§ **WHAT IS ASKED**
All the data must come back unchanged, except that pictures are left out.

<<<<

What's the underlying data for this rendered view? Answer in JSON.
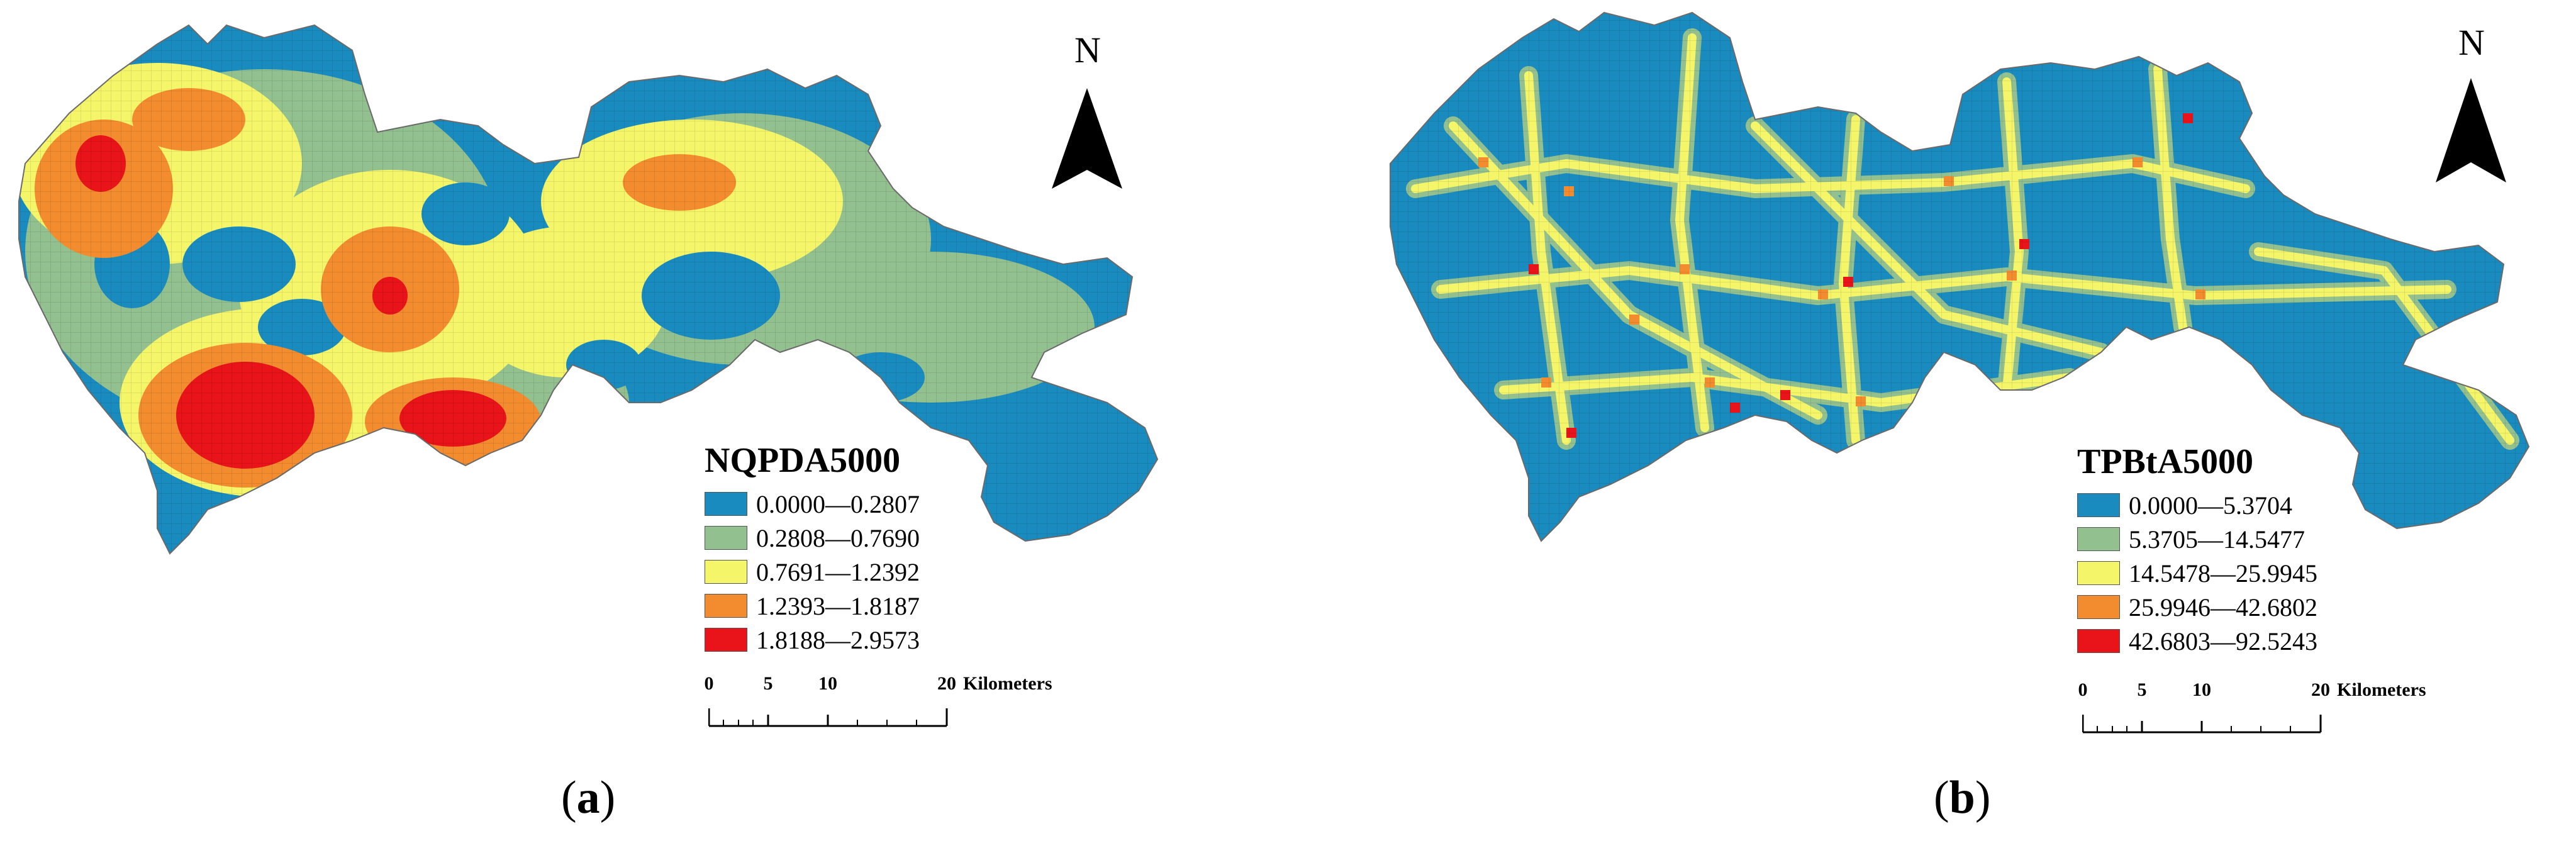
{
  "panels": [
    {
      "id": "a",
      "caption_letter": "a",
      "north_label": "N",
      "legend": {
        "title": "NQPDA5000",
        "classes": [
          {
            "label": "0.0000—0.2807",
            "color": "#1a8bbf"
          },
          {
            "label": "0.2808—0.7690",
            "color": "#93c08f"
          },
          {
            "label": "0.7691—1.2392",
            "color": "#f5f56a"
          },
          {
            "label": "1.2393—1.8187",
            "color": "#f28c2f"
          },
          {
            "label": "1.8188—2.9573",
            "color": "#e8141a"
          }
        ]
      },
      "scale": {
        "ticks": [
          "0",
          "5",
          "10",
          "20"
        ],
        "unit": "Kilometers"
      }
    },
    {
      "id": "b",
      "caption_letter": "b",
      "north_label": "N",
      "legend": {
        "title": "TPBtA5000",
        "classes": [
          {
            "label": "0.0000—5.3704",
            "color": "#1a8bbf"
          },
          {
            "label": "5.3705—14.5477",
            "color": "#93c08f"
          },
          {
            "label": "14.5478—25.9945",
            "color": "#f5f56a"
          },
          {
            "label": "25.9946—42.6802",
            "color": "#f28c2f"
          },
          {
            "label": "42.6803—92.5243",
            "color": "#e8141a"
          }
        ]
      },
      "scale": {
        "ticks": [
          "0",
          "5",
          "10",
          "20"
        ],
        "unit": "Kilometers"
      }
    }
  ]
}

>>>>

§ **THE OUTPUT**
What's the underlying data for this rendered view? Answer in JSON.
{
  "panels": [
    {
      "id": "a",
      "caption_letter": "a",
      "north_label": "N",
      "legend": {
        "title": "NQPDA5000",
        "classes": [
          {
            "label": "0.0000—0.2807",
            "color": "#1a8bbf"
          },
          {
            "label": "0.2808—0.7690",
            "color": "#93c08f"
          },
          {
            "label": "0.7691—1.2392",
            "color": "#f5f56a"
          },
          {
            "label": "1.2393—1.8187",
            "color": "#f28c2f"
          },
          {
            "label": "1.8188—2.9573",
            "color": "#e8141a"
          }
        ]
      },
      "scale": {
        "ticks": [
          "0",
          "5",
          "10",
          "20"
        ],
        "unit": "Kilometers"
      }
    },
    {
      "id": "b",
      "caption_letter": "b",
      "north_label": "N",
      "legend": {
        "title": "TPBtA5000",
        "classes": [
          {
            "label": "0.0000—5.3704",
            "color": "#1a8bbf"
          },
          {
            "label": "5.3705—14.5477",
            "color": "#93c08f"
          },
          {
            "label": "14.5478—25.9945",
            "color": "#f5f56a"
          },
          {
            "label": "25.9946—42.6802",
            "color": "#f28c2f"
          },
          {
            "label": "42.6803—92.5243",
            "color": "#e8141a"
          }
        ]
      },
      "scale": {
        "ticks": [
          "0",
          "5",
          "10",
          "20"
        ],
        "unit": "Kilometers"
      }
    }
  ]
}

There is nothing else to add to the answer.